__SUPPLIED ENTRIES__
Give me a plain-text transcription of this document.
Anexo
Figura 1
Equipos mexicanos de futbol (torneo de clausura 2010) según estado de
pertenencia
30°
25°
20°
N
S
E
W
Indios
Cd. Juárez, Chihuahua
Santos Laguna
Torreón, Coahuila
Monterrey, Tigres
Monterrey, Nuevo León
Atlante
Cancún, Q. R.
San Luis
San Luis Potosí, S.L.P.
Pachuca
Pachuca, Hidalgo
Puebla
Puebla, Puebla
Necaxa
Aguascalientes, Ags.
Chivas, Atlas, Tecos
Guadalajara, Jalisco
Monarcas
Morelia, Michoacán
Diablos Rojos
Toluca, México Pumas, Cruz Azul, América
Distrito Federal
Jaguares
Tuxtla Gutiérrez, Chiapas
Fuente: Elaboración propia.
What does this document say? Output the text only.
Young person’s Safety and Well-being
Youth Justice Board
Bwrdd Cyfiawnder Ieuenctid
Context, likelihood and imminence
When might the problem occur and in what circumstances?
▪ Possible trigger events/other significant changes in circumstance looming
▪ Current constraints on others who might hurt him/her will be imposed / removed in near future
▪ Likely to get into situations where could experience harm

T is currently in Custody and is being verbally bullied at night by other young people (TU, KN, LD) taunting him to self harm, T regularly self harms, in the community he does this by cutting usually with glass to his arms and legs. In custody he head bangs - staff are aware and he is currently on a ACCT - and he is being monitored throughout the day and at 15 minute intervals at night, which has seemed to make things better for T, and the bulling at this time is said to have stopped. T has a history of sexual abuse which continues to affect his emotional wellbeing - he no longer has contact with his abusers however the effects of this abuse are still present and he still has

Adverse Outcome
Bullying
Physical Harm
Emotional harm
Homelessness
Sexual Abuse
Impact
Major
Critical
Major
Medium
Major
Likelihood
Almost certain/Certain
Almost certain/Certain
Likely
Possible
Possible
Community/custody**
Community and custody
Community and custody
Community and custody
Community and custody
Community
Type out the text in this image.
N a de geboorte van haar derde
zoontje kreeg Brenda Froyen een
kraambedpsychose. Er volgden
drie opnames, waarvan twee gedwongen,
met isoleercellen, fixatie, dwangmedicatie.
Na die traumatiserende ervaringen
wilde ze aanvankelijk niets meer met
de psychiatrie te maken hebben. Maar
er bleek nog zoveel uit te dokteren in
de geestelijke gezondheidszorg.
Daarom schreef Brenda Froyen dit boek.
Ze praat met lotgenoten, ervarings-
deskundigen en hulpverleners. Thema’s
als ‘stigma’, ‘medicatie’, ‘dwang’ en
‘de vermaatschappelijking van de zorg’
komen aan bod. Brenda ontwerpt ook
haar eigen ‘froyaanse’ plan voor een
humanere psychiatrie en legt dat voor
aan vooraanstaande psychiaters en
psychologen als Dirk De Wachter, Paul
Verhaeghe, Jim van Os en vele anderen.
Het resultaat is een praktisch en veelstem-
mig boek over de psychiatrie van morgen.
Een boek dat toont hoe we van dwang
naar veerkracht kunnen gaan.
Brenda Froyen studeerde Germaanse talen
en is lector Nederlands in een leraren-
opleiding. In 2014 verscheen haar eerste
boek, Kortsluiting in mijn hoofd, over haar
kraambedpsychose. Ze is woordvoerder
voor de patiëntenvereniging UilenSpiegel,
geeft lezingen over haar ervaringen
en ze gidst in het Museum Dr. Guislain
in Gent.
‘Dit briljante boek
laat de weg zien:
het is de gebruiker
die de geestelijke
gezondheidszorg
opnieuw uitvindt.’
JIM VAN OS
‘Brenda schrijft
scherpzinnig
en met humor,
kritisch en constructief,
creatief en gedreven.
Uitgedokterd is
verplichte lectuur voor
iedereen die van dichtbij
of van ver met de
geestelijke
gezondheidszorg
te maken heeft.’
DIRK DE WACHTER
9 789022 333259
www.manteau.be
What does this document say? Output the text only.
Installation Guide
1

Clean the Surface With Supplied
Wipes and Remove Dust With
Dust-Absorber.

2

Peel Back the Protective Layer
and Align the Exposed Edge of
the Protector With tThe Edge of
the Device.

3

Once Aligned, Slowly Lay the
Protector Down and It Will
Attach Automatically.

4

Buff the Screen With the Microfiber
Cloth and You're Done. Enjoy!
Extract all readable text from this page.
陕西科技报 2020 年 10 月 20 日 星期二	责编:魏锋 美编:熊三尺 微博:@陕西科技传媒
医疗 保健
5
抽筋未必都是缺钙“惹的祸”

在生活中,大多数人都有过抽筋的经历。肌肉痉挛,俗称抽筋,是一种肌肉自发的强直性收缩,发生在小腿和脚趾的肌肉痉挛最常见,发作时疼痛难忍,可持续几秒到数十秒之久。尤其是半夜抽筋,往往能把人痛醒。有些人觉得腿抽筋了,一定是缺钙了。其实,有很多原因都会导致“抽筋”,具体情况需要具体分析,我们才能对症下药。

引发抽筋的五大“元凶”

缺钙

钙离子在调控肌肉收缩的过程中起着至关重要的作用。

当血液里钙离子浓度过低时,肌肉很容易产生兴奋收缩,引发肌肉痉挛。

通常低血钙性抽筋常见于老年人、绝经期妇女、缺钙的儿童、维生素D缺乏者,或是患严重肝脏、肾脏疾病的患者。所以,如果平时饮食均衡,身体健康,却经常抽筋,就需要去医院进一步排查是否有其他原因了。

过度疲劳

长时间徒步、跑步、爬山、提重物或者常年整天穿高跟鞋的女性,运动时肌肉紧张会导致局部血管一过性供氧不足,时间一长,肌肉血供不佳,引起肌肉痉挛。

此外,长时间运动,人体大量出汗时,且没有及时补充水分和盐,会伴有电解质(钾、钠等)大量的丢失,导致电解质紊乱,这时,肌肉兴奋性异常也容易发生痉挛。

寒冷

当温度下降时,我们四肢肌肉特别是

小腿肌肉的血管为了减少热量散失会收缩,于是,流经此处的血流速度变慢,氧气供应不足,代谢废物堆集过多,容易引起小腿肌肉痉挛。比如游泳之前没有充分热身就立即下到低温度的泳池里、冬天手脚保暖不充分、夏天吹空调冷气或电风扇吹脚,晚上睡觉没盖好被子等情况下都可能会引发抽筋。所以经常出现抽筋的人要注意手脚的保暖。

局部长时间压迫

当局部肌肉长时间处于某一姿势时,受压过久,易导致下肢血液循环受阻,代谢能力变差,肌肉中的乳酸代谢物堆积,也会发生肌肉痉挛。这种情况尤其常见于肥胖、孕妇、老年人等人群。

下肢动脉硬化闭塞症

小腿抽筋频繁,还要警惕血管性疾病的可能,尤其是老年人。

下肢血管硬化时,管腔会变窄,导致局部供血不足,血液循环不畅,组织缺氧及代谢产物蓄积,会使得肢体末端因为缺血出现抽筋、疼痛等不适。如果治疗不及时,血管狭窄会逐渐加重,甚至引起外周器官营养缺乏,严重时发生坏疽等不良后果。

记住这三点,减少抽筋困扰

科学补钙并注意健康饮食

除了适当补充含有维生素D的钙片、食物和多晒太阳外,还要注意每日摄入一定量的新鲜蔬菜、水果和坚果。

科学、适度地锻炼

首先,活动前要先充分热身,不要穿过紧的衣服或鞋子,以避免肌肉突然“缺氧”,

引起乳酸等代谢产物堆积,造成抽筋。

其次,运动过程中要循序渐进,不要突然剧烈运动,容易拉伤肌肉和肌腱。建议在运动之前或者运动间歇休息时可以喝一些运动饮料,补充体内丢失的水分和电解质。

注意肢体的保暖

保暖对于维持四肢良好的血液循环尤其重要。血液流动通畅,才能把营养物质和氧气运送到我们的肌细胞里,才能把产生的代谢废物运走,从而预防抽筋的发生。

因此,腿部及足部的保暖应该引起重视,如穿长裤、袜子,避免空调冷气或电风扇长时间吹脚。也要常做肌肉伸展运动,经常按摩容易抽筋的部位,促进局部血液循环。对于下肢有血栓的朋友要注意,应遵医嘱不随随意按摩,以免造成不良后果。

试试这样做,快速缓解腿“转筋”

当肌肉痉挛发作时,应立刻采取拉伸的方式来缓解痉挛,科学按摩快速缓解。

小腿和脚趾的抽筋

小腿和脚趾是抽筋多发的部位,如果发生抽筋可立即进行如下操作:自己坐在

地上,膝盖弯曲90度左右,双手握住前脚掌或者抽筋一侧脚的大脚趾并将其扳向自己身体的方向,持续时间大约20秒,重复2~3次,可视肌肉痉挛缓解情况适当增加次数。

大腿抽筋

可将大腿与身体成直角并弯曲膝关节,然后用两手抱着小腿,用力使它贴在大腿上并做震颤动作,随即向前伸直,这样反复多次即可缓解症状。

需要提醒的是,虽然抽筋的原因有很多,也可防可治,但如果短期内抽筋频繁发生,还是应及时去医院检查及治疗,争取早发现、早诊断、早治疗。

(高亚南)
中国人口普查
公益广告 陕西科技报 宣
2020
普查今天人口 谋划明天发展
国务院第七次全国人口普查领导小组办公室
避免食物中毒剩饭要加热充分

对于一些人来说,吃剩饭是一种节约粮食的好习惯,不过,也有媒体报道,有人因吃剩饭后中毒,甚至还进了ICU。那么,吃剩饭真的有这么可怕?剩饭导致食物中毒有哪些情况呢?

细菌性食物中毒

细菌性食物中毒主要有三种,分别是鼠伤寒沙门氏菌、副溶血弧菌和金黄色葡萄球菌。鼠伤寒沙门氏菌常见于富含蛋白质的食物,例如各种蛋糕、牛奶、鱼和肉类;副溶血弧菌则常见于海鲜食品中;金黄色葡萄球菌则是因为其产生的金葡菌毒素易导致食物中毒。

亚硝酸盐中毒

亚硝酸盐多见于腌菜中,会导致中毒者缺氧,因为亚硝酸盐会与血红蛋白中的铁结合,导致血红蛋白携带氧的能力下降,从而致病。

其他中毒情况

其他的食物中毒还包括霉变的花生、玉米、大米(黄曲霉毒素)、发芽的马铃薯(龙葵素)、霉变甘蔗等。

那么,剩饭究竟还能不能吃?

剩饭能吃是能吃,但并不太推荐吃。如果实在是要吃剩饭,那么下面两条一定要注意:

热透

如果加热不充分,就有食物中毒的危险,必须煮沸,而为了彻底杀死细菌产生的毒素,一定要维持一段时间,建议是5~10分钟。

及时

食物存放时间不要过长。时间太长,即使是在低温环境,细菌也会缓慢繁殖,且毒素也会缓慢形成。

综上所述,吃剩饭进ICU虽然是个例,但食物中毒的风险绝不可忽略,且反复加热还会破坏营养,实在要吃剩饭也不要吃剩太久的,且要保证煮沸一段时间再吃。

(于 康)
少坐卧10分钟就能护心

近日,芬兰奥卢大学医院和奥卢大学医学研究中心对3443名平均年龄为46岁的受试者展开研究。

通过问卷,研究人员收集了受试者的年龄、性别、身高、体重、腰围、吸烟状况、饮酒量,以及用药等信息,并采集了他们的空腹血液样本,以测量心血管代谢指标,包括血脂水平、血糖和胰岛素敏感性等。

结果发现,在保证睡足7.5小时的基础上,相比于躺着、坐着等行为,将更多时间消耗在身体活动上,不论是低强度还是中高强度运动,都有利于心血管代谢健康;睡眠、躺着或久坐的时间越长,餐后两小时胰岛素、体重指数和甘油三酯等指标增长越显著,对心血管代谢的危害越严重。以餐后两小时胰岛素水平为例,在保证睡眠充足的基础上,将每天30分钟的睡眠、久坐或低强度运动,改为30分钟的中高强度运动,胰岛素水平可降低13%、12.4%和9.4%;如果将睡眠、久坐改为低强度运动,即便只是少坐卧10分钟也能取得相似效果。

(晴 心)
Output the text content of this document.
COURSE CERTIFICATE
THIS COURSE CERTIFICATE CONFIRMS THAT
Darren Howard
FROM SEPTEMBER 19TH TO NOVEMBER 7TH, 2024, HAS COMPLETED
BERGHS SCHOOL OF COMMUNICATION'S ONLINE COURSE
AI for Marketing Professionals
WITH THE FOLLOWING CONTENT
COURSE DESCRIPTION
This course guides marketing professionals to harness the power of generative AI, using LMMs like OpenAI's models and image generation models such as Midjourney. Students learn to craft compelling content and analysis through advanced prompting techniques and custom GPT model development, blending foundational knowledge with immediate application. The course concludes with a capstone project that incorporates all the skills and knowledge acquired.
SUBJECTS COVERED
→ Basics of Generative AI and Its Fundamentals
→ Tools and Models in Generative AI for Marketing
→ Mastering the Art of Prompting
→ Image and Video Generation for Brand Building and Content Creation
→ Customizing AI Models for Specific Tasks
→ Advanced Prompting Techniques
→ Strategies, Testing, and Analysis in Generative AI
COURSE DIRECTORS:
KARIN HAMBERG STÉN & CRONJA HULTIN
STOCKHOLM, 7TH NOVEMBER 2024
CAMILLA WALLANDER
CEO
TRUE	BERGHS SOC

__SHORT EXERCISE__
Filter the entries down to the lines with the word "Brenda" in them.

__FINAL RESULT__
zoontje kreeg Brenda Froyen een
Daarom schreef Brenda Froyen dit boek.
komen aan bod. Brenda ontwerpt ook
Brenda Froyen studeerde Germaanse talen
‘Brenda schrijft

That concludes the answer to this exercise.